# Data provided
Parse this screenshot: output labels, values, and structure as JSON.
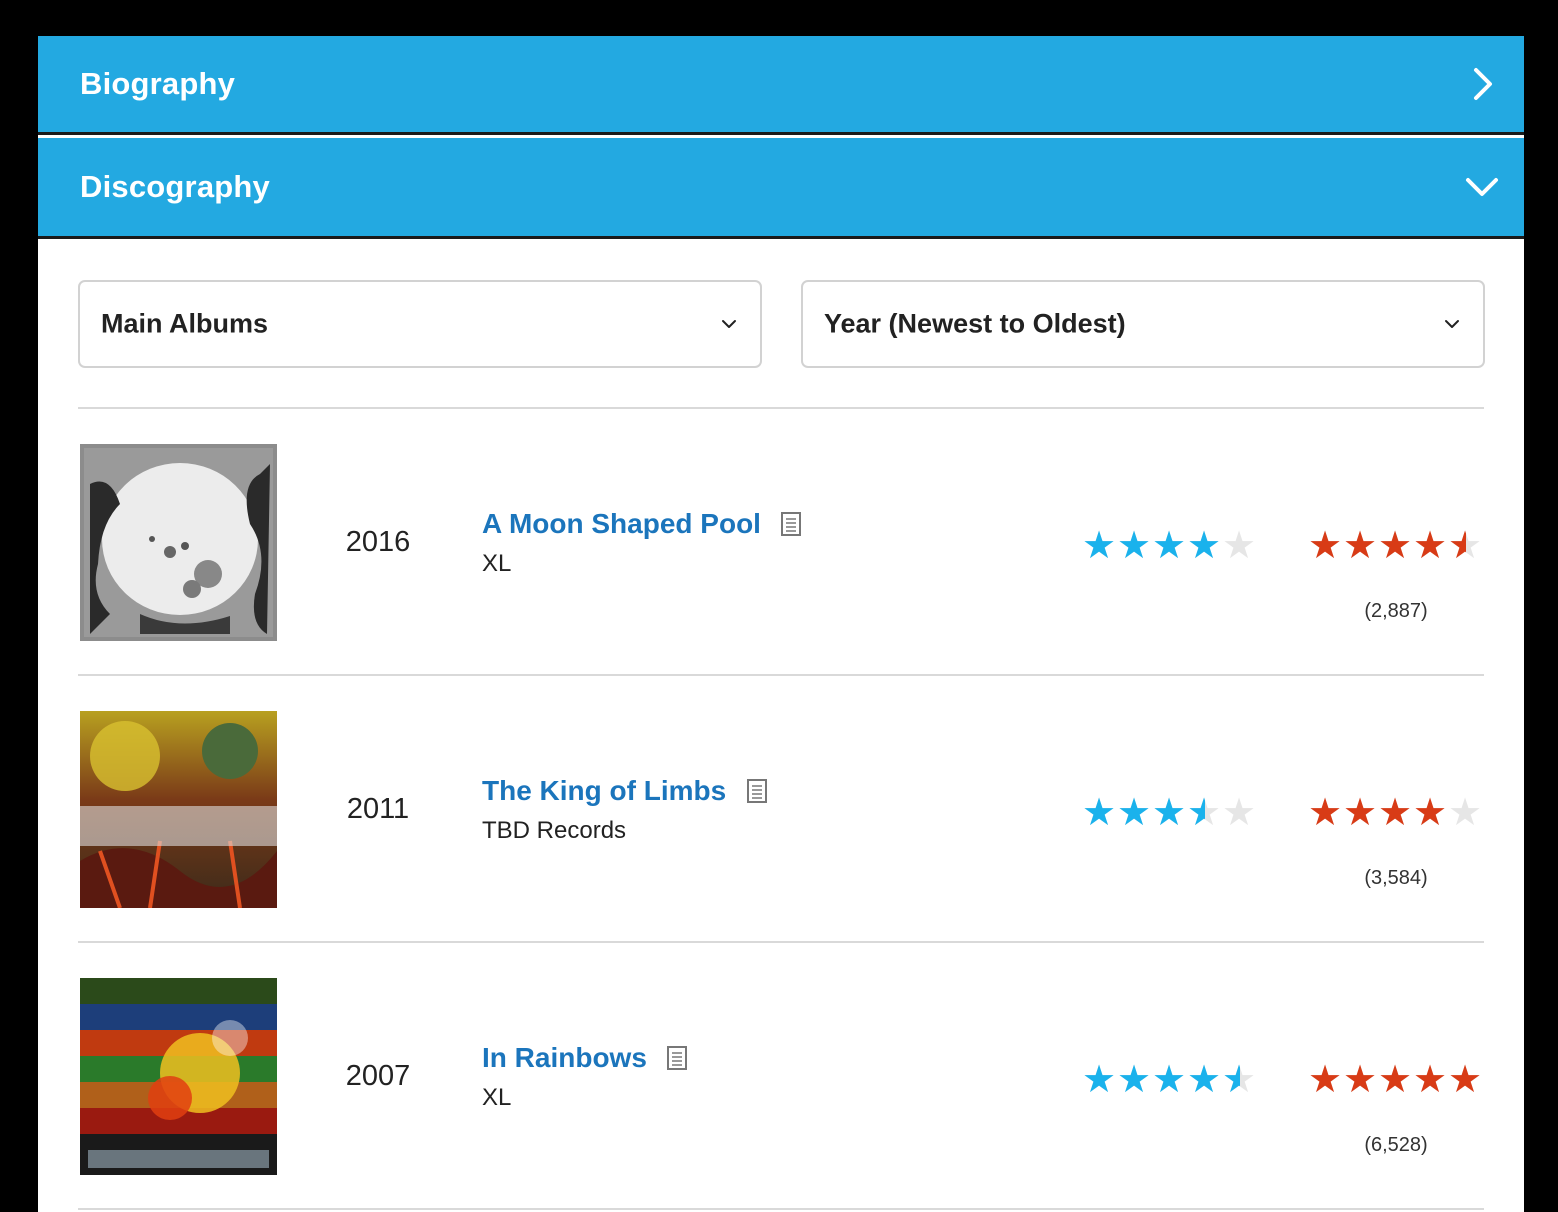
{
  "accordion": {
    "biography": {
      "title": "Biography",
      "icon": "chevron-right-icon"
    },
    "discography": {
      "title": "Discography",
      "icon": "chevron-down-icon"
    }
  },
  "filters": {
    "type_select": {
      "value": "Main Albums"
    },
    "sort_select": {
      "value": "Year (Newest to Oldest)"
    }
  },
  "colors": {
    "header": "#23a9e1",
    "link": "#1b75bc",
    "critic_star": "#1ab2ec",
    "user_star": "#d83b16"
  },
  "albums": [
    {
      "year": "2016",
      "title": "A Moon Shaped Pool",
      "label": "XL",
      "critic_rating": 4.0,
      "user_rating": 4.5,
      "user_count": "(2,887)"
    },
    {
      "year": "2011",
      "title": "The King of Limbs",
      "label": "TBD Records",
      "critic_rating": 3.5,
      "user_rating": 4.0,
      "user_count": "(3,584)"
    },
    {
      "year": "2007",
      "title": "In Rainbows",
      "label": "XL",
      "critic_rating": 4.5,
      "user_rating": 5.0,
      "user_count": "(6,528)"
    }
  ]
}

# What is asked
Except for the pictures, copy the material above exactly.

# Result below
Parse this screenshot: output labels, values, and structure as JSON.
{
  "accordion": {
    "biography": {
      "title": "Biography",
      "icon": "chevron-right-icon"
    },
    "discography": {
      "title": "Discography",
      "icon": "chevron-down-icon"
    }
  },
  "filters": {
    "type_select": {
      "value": "Main Albums"
    },
    "sort_select": {
      "value": "Year (Newest to Oldest)"
    }
  },
  "colors": {
    "header": "#23a9e1",
    "link": "#1b75bc",
    "critic_star": "#1ab2ec",
    "user_star": "#d83b16"
  },
  "albums": [
    {
      "year": "2016",
      "title": "A Moon Shaped Pool",
      "label": "XL",
      "critic_rating": 4.0,
      "user_rating": 4.5,
      "user_count": "(2,887)"
    },
    {
      "year": "2011",
      "title": "The King of Limbs",
      "label": "TBD Records",
      "critic_rating": 3.5,
      "user_rating": 4.0,
      "user_count": "(3,584)"
    },
    {
      "year": "2007",
      "title": "In Rainbows",
      "label": "XL",
      "critic_rating": 4.5,
      "user_rating": 5.0,
      "user_count": "(6,528)"
    }
  ]
}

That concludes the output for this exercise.